(Recorded data)
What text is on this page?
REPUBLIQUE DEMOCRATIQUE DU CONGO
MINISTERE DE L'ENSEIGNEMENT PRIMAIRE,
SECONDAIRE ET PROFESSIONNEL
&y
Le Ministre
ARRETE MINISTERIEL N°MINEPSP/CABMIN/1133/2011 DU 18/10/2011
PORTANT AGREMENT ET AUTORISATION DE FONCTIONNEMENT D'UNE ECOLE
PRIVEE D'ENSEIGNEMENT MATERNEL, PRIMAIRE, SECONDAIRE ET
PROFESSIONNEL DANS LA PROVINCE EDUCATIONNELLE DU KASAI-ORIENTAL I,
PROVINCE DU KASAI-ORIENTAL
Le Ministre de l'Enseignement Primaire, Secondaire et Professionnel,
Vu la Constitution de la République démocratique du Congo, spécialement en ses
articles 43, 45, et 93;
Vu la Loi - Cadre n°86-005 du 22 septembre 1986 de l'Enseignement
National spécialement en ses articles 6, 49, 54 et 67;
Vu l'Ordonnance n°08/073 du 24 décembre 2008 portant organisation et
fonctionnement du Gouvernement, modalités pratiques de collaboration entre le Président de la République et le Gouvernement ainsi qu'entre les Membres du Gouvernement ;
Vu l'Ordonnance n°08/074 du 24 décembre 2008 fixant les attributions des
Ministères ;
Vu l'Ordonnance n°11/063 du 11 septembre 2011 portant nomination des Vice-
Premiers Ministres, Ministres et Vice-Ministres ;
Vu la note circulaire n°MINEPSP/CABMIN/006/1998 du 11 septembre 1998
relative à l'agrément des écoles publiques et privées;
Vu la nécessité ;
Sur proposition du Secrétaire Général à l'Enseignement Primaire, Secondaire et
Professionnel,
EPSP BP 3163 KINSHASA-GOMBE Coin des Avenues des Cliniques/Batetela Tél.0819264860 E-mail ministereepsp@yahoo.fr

▸ **PROBLEM DESCRIPTION**
Gather up, from the records above, each line where the word "décembre" appears.

▸ **RESPONSE TO THE EXERCISE**
Vu l'Ordonnance n°08/073 du 24 décembre 2008 portant organisation et
Vu l'Ordonnance n°08/074 du 24 décembre 2008 fixant les attributions des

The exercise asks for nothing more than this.